▶ _Material for this exercise_:
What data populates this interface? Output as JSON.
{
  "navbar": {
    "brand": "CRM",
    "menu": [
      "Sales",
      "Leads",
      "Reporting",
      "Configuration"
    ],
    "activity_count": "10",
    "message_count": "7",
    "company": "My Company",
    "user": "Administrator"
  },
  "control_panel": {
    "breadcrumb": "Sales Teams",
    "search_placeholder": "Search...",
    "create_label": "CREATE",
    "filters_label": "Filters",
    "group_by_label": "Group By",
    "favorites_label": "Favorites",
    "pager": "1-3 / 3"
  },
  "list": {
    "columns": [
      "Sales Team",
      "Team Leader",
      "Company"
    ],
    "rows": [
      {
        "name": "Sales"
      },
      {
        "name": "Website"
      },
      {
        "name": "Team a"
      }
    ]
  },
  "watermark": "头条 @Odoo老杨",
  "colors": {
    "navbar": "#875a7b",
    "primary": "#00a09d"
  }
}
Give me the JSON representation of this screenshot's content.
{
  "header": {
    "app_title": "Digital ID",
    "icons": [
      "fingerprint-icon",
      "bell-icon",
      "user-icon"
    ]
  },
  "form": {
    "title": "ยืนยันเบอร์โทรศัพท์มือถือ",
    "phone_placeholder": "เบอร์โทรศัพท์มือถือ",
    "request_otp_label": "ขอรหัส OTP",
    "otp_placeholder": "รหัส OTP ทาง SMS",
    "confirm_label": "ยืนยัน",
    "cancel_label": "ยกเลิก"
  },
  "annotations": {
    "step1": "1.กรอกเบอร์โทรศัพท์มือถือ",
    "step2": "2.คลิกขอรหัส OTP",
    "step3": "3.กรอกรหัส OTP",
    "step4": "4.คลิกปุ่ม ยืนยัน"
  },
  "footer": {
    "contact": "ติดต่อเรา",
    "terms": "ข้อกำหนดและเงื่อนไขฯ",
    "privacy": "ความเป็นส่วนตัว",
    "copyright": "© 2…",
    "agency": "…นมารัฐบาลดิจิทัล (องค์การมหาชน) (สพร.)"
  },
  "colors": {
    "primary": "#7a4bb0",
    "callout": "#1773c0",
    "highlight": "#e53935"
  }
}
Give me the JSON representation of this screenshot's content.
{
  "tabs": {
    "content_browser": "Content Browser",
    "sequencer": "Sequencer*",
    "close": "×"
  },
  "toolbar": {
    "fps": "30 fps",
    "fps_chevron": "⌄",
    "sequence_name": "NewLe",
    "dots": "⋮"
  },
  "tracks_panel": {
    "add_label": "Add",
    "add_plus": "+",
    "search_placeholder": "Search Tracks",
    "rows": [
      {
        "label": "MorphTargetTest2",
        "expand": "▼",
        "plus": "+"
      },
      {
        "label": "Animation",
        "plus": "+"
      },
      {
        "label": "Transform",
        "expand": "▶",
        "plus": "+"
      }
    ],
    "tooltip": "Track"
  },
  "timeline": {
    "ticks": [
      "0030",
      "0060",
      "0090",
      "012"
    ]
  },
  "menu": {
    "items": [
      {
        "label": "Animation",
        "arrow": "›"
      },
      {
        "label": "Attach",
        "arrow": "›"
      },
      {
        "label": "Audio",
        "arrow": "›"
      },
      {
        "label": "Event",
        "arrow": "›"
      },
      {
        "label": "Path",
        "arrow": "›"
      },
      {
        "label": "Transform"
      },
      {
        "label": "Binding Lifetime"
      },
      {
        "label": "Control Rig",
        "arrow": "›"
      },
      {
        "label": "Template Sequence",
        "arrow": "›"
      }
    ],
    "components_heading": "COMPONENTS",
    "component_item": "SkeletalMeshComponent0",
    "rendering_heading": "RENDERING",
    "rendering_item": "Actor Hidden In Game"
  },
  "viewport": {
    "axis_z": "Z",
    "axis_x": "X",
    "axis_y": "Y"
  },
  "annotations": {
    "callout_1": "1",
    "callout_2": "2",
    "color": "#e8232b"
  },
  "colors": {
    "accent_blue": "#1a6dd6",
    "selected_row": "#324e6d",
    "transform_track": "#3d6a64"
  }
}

▶ _Description of the task_: Would you reproduce all the entries exactly?

▶ _Task response_:
What data populates this interface? Output as JSON.
{
  "navbar": {
    "brand": "CRM",
    "menu": [
      "Sales",
      "Leads",
      "Reporting",
      "Configuration"
    ],
    "activity_count": "10",
    "message_count": "7",
    "company": "My Company",
    "user": "Administrator"
  },
  "control_panel": {
    "breadcrumb": "Sales Teams",
    "search_placeholder": "Search...",
    "create_label": "CREATE",
    "filters_label": "Filters",
    "group_by_label": "Group By",
    "favorites_label": "Favorites",
    "pager": "1-3 / 3"
  },
  "list": {
    "columns": [
      "Sales Team",
      "Team Leader",
      "Company"
    ],
    "rows": [
      {
        "name": "Sales"
      },
      {
        "name": "Website"
      },
      {
        "name": "Team a"
      }
    ]
  },
  "watermark": "头条 @Odoo老杨",
  "colors": {
    "navbar": "#875a7b",
    "primary": "#00a09d"
  }
}
Give me the JSON representation of this screenshot's content.
{
  "header": {
    "app_title": "Digital ID",
    "icons": [
      "fingerprint-icon",
      "bell-icon",
      "user-icon"
    ]
  },
  "form": {
    "title": "ยืนยันเบอร์โทรศัพท์มือถือ",
    "phone_placeholder": "เบอร์โทรศัพท์มือถือ",
    "request_otp_label": "ขอรหัส OTP",
    "otp_placeholder": "รหัส OTP ทาง SMS",
    "confirm_label": "ยืนยัน",
    "cancel_label": "ยกเลิก"
  },
  "annotations": {
    "step1": "1.กรอกเบอร์โทรศัพท์มือถือ",
    "step2": "2.คลิกขอรหัส OTP",
    "step3": "3.กรอกรหัส OTP",
    "step4": "4.คลิกปุ่ม ยืนยัน"
  },
  "footer": {
    "contact": "ติดต่อเรา",
    "terms": "ข้อกำหนดและเงื่อนไขฯ",
    "privacy": "ความเป็นส่วนตัว",
    "copyright": "© 2…",
    "agency": "…นมารัฐบาลดิจิทัล (องค์การมหาชน) (สพร.)"
  },
  "colors": {
    "primary": "#7a4bb0",
    "callout": "#1773c0",
    "highlight": "#e53935"
  }
}
Give me the JSON representation of this screenshot's content.
{
  "tabs": {
    "content_browser": "Content Browser",
    "sequencer": "Sequencer*",
    "close": "×"
  },
  "toolbar": {
    "fps": "30 fps",
    "fps_chevron": "⌄",
    "sequence_name": "NewLe",
    "dots": "⋮"
  },
  "tracks_panel": {
    "add_label": "Add",
    "add_plus": "+",
    "search_placeholder": "Search Tracks",
    "rows": [
      {
        "label": "MorphTargetTest2",
        "expand": "▼",
        "plus": "+"
      },
      {
        "label": "Animation",
        "plus": "+"
      },
      {
        "label": "Transform",
        "expand": "▶",
        "plus": "+"
      }
    ],
    "tooltip": "Track"
  },
  "timeline": {
    "ticks": [
      "0030",
      "0060",
      "0090",
      "012"
    ]
  },
  "menu": {
    "items": [
      {
        "label": "Animation",
        "arrow": "›"
      },
      {
        "label": "Attach",
        "arrow": "›"
      },
      {
        "label": "Audio",
        "arrow": "›"
      },
      {
        "label": "Event",
        "arrow": "›"
      },
      {
        "label": "Path",
        "arrow": "›"
      },
      {
        "label": "Transform"
      },
      {
        "label": "Binding Lifetime"
      },
      {
        "label": "Control Rig",
        "arrow": "›"
      },
      {
        "label": "Template Sequence",
        "arrow": "›"
      }
    ],
    "components_heading": "COMPONENTS",
    "component_item": "SkeletalMeshComponent0",
    "rendering_heading": "RENDERING",
    "rendering_item": "Actor Hidden In Game"
  },
  "viewport": {
    "axis_z": "Z",
    "axis_x": "X",
    "axis_y": "Y"
  },
  "annotations": {
    "callout_1": "1",
    "callout_2": "2",
    "color": "#e8232b"
  },
  "colors": {
    "accent_blue": "#1a6dd6",
    "selected_row": "#324e6d",
    "transform_track": "#3d6a64"
  }
}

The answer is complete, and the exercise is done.